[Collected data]
**********
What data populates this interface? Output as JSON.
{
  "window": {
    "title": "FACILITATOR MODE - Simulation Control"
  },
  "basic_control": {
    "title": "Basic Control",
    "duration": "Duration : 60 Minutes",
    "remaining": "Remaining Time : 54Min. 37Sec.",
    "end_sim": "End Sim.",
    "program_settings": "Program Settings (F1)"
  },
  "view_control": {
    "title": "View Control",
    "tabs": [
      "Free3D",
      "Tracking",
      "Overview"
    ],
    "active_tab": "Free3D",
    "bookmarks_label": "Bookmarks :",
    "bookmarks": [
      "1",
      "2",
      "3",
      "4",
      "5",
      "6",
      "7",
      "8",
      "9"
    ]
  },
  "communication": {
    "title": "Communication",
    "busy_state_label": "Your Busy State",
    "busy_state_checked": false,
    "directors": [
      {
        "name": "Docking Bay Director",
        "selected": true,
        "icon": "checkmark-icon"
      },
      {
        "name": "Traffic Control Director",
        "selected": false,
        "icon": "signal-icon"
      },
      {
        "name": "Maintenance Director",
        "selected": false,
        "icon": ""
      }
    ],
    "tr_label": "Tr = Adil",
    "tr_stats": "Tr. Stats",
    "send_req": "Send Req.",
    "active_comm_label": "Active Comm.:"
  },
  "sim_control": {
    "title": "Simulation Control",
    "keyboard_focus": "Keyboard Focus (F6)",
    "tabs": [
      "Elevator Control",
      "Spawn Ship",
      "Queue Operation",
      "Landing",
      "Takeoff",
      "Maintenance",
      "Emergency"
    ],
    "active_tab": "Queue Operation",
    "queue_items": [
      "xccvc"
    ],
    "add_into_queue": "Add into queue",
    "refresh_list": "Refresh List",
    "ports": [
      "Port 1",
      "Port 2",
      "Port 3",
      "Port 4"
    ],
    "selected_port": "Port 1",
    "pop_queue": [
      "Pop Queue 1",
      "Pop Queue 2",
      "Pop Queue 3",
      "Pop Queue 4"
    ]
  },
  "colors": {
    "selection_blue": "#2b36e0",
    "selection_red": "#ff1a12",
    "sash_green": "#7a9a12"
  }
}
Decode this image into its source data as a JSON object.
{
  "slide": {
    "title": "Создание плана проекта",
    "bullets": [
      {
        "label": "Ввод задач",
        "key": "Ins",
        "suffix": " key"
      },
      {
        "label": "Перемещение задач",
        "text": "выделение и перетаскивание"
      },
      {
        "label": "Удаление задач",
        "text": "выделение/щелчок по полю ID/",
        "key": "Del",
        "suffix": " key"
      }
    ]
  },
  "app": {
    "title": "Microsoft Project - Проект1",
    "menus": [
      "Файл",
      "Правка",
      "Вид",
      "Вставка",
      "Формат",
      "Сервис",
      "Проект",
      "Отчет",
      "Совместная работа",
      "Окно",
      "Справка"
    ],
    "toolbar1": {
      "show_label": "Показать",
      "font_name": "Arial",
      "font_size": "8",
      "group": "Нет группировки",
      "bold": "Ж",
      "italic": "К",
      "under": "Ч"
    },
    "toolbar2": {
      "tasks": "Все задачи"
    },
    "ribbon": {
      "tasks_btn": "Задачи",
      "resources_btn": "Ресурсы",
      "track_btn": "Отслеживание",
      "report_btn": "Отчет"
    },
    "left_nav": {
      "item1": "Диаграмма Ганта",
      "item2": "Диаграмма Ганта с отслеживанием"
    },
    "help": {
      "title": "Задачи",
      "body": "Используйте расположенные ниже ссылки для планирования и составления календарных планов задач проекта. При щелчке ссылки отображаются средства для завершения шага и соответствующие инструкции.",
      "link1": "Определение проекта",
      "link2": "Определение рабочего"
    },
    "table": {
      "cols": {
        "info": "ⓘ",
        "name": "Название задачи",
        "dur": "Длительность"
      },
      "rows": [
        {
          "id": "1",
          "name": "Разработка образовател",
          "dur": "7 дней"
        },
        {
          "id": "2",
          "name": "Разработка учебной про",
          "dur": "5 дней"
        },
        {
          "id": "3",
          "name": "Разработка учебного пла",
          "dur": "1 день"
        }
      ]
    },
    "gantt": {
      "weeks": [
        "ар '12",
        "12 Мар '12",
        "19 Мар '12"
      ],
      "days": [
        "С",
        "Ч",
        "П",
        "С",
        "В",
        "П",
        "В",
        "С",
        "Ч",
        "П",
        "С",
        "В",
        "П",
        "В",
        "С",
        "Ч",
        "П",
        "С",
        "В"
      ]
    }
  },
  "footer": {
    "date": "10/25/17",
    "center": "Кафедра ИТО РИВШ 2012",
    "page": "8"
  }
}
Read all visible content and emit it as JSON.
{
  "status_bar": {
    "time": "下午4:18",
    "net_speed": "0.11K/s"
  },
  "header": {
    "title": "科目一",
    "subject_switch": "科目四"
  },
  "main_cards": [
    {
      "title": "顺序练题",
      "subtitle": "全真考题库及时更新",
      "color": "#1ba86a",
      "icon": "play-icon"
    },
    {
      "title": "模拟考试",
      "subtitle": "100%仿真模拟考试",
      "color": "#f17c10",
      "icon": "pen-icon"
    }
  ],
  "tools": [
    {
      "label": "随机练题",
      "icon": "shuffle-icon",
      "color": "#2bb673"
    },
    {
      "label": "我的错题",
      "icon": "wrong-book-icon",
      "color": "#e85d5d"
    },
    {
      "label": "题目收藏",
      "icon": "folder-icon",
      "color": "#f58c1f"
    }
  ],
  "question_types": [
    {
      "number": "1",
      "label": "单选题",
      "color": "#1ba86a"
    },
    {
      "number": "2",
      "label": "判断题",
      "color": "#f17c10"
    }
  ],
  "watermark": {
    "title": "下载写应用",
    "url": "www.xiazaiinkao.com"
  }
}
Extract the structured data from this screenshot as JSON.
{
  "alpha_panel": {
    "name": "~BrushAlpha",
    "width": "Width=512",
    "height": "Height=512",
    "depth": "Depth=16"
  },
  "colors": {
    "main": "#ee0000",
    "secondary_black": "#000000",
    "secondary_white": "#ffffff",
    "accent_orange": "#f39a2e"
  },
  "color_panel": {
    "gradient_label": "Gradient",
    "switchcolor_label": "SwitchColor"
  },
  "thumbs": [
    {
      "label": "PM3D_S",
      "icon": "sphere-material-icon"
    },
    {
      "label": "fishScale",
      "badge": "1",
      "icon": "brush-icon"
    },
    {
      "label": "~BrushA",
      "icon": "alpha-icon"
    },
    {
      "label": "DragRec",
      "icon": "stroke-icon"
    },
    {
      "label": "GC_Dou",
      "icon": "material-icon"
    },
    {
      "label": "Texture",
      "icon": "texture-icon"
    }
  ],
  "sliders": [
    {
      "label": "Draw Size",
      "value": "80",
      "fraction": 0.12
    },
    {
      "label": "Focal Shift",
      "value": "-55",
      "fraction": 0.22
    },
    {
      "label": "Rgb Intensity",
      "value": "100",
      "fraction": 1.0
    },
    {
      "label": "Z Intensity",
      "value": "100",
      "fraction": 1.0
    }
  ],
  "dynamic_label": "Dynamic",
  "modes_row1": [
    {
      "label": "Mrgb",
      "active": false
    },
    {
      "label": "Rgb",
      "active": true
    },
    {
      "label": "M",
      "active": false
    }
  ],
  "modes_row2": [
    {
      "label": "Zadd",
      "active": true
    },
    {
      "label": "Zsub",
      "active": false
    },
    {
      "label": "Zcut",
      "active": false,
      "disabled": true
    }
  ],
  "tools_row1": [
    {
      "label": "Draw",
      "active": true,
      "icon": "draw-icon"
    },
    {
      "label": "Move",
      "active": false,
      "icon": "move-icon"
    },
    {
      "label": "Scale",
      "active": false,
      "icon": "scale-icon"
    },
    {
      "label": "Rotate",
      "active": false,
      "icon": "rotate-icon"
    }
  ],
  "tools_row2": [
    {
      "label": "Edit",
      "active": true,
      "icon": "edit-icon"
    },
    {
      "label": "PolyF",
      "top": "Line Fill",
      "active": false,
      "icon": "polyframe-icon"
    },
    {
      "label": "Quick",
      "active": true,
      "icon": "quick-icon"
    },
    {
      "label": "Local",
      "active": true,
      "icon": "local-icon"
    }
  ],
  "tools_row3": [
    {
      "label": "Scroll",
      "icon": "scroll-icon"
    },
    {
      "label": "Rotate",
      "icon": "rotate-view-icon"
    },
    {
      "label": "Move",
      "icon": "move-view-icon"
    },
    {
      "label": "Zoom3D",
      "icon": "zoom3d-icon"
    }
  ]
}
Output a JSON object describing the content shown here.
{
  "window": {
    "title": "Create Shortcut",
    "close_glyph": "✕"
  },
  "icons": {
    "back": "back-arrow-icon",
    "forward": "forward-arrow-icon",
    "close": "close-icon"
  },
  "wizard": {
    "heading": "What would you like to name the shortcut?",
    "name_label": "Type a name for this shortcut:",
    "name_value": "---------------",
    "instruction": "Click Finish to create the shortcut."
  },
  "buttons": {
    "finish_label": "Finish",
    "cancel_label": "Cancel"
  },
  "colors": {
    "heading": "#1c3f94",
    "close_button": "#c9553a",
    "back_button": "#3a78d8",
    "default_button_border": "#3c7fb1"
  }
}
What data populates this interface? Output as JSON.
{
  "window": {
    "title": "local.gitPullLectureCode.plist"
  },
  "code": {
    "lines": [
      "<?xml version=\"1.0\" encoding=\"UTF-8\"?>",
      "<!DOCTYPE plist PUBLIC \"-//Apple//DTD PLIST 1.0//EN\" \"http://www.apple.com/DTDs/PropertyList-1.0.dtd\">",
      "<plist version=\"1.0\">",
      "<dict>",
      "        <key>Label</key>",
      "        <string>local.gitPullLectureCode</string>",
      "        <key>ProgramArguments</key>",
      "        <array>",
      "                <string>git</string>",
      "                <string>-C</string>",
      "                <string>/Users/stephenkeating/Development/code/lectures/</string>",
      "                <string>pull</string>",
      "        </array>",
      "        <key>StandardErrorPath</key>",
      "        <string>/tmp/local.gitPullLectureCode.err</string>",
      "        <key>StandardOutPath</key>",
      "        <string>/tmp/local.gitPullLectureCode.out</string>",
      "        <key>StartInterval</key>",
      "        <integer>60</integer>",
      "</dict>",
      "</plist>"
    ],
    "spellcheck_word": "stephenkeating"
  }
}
**********
§ Exercise aim: In the records above, find each line with the word "heading" and copy it.

§ Solution to this problem:
    "heading": "What would you like to name the shortcut?",
    "heading": "#1c3f94",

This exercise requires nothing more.